Stated goal -
Repeat the whole listing exactly.

Dataset records -

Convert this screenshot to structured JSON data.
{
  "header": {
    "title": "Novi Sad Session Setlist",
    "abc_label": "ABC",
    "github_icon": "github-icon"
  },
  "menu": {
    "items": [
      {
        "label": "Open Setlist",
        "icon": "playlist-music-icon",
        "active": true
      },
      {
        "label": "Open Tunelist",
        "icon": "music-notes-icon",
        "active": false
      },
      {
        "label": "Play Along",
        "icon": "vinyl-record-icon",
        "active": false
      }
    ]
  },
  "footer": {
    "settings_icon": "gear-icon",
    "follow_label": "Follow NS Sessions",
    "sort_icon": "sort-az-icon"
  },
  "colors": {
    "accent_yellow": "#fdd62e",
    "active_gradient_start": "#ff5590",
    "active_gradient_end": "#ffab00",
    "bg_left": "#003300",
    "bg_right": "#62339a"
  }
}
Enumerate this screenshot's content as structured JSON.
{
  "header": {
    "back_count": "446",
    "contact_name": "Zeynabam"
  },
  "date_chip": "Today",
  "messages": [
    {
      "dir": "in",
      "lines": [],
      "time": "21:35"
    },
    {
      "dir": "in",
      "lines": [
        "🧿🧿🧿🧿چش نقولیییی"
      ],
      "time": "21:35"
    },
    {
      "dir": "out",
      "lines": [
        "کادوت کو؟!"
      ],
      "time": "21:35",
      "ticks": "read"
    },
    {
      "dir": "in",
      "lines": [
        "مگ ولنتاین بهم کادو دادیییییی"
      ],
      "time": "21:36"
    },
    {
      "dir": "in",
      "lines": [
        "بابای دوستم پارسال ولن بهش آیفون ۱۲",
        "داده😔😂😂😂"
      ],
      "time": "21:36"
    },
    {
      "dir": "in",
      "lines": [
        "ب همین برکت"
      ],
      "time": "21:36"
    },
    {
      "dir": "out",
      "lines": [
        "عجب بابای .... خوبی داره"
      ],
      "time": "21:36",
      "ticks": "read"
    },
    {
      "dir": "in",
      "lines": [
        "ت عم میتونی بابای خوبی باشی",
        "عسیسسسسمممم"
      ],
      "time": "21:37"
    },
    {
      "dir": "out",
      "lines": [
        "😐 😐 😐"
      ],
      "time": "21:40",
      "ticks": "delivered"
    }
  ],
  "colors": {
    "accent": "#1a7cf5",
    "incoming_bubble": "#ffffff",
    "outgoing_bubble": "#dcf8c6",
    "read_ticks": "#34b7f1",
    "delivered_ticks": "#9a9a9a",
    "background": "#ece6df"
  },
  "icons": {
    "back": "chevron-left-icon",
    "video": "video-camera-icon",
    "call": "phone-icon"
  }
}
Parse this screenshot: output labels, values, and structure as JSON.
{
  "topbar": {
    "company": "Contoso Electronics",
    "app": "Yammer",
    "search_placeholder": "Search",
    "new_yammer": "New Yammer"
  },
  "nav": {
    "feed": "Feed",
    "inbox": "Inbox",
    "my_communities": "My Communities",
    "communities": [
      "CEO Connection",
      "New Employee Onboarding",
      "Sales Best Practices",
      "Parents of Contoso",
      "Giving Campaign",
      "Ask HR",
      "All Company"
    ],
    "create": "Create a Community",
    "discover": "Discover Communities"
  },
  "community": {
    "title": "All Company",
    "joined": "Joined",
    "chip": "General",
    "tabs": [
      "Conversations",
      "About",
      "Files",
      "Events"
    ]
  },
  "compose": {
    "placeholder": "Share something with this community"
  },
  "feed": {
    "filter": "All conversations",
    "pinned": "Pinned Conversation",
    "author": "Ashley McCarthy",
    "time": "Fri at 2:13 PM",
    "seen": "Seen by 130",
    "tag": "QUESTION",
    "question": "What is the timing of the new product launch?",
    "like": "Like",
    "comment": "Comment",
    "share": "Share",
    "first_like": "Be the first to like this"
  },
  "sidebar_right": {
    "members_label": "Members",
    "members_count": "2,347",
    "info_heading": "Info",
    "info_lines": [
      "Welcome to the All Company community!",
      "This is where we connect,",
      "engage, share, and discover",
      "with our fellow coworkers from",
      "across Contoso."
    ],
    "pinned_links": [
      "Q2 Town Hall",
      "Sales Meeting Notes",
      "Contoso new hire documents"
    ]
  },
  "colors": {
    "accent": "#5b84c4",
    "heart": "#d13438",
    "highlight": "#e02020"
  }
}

Exercise result -
Convert this screenshot to structured JSON data.
{
  "header": {
    "title": "Novi Sad Session Setlist",
    "abc_label": "ABC",
    "github_icon": "github-icon"
  },
  "menu": {
    "items": [
      {
        "label": "Open Setlist",
        "icon": "playlist-music-icon",
        "active": true
      },
      {
        "label": "Open Tunelist",
        "icon": "music-notes-icon",
        "active": false
      },
      {
        "label": "Play Along",
        "icon": "vinyl-record-icon",
        "active": false
      }
    ]
  },
  "footer": {
    "settings_icon": "gear-icon",
    "follow_label": "Follow NS Sessions",
    "sort_icon": "sort-az-icon"
  },
  "colors": {
    "accent_yellow": "#fdd62e",
    "active_gradient_start": "#ff5590",
    "active_gradient_end": "#ffab00",
    "bg_left": "#003300",
    "bg_right": "#62339a"
  }
}
Enumerate this screenshot's content as structured JSON.
{
  "header": {
    "back_count": "446",
    "contact_name": "Zeynabam"
  },
  "date_chip": "Today",
  "messages": [
    {
      "dir": "in",
      "lines": [],
      "time": "21:35"
    },
    {
      "dir": "in",
      "lines": [
        "🧿🧿🧿🧿چش نقولیییی"
      ],
      "time": "21:35"
    },
    {
      "dir": "out",
      "lines": [
        "کادوت کو؟!"
      ],
      "time": "21:35",
      "ticks": "read"
    },
    {
      "dir": "in",
      "lines": [
        "مگ ولنتاین بهم کادو دادیییییی"
      ],
      "time": "21:36"
    },
    {
      "dir": "in",
      "lines": [
        "بابای دوستم پارسال ولن بهش آیفون ۱۲",
        "داده😔😂😂😂"
      ],
      "time": "21:36"
    },
    {
      "dir": "in",
      "lines": [
        "ب همین برکت"
      ],
      "time": "21:36"
    },
    {
      "dir": "out",
      "lines": [
        "عجب بابای .... خوبی داره"
      ],
      "time": "21:36",
      "ticks": "read"
    },
    {
      "dir": "in",
      "lines": [
        "ت عم میتونی بابای خوبی باشی",
        "عسیسسسسمممم"
      ],
      "time": "21:37"
    },
    {
      "dir": "out",
      "lines": [
        "😐 😐 😐"
      ],
      "time": "21:40",
      "ticks": "delivered"
    }
  ],
  "colors": {
    "accent": "#1a7cf5",
    "incoming_bubble": "#ffffff",
    "outgoing_bubble": "#dcf8c6",
    "read_ticks": "#34b7f1",
    "delivered_ticks": "#9a9a9a",
    "background": "#ece6df"
  },
  "icons": {
    "back": "chevron-left-icon",
    "video": "video-camera-icon",
    "call": "phone-icon"
  }
}
Parse this screenshot: output labels, values, and structure as JSON.
{
  "topbar": {
    "company": "Contoso Electronics",
    "app": "Yammer",
    "search_placeholder": "Search",
    "new_yammer": "New Yammer"
  },
  "nav": {
    "feed": "Feed",
    "inbox": "Inbox",
    "my_communities": "My Communities",
    "communities": [
      "CEO Connection",
      "New Employee Onboarding",
      "Sales Best Practices",
      "Parents of Contoso",
      "Giving Campaign",
      "Ask HR",
      "All Company"
    ],
    "create": "Create a Community",
    "discover": "Discover Communities"
  },
  "community": {
    "title": "All Company",
    "joined": "Joined",
    "chip": "General",
    "tabs": [
      "Conversations",
      "About",
      "Files",
      "Events"
    ]
  },
  "compose": {
    "placeholder": "Share something with this community"
  },
  "feed": {
    "filter": "All conversations",
    "pinned": "Pinned Conversation",
    "author": "Ashley McCarthy",
    "time": "Fri at 2:13 PM",
    "seen": "Seen by 130",
    "tag": "QUESTION",
    "question": "What is the timing of the new product launch?",
    "like": "Like",
    "comment": "Comment",
    "share": "Share",
    "first_like": "Be the first to like this"
  },
  "sidebar_right": {
    "members_label": "Members",
    "members_count": "2,347",
    "info_heading": "Info",
    "info_lines": [
      "Welcome to the All Company community!",
      "This is where we connect,",
      "engage, share, and discover",
      "with our fellow coworkers from",
      "across Contoso."
    ],
    "pinned_links": [
      "Q2 Town Hall",
      "Sales Meeting Notes",
      "Contoso new hire documents"
    ]
  },
  "colors": {
    "accent": "#5b84c4",
    "heart": "#d13438",
    "highlight": "#e02020"
  }
}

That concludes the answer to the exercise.